Written instruction: Report how many lines of the listing below include the word "políticos". Give nothing but the number.

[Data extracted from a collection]
____

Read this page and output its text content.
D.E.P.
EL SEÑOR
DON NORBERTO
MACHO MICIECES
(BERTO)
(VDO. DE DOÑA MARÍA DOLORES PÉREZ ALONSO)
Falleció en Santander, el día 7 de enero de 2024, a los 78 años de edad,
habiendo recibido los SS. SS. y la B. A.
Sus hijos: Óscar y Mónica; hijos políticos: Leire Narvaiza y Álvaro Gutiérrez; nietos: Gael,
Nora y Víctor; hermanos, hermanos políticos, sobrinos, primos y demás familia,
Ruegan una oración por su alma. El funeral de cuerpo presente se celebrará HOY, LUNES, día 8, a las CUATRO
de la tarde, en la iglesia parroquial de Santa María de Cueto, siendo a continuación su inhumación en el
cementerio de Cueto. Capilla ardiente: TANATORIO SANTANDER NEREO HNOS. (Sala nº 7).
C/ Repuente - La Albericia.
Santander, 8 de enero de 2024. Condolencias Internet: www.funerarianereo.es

____

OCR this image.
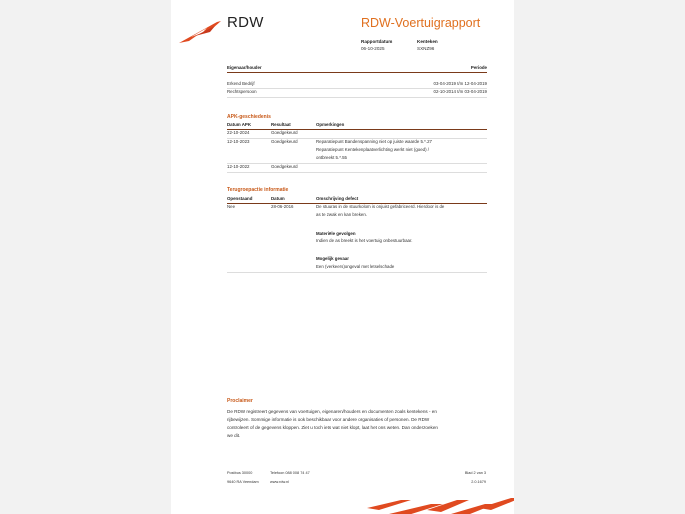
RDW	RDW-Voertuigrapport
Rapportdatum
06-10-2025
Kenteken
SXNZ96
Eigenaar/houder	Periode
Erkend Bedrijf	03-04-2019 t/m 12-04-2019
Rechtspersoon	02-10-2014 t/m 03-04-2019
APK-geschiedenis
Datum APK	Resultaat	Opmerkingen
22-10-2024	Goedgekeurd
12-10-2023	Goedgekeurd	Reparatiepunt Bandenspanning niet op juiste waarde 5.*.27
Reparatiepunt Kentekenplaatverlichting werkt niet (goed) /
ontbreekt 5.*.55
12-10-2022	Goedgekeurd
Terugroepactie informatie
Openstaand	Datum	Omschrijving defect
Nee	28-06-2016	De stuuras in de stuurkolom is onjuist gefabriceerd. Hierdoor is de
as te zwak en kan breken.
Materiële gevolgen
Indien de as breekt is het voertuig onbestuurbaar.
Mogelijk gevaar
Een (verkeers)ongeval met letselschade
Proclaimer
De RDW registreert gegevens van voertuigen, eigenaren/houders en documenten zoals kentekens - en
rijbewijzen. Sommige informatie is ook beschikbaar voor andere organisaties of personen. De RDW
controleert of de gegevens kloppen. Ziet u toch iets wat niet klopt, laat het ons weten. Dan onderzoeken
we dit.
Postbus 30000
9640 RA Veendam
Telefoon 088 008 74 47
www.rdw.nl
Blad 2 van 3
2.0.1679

____

The reply: 2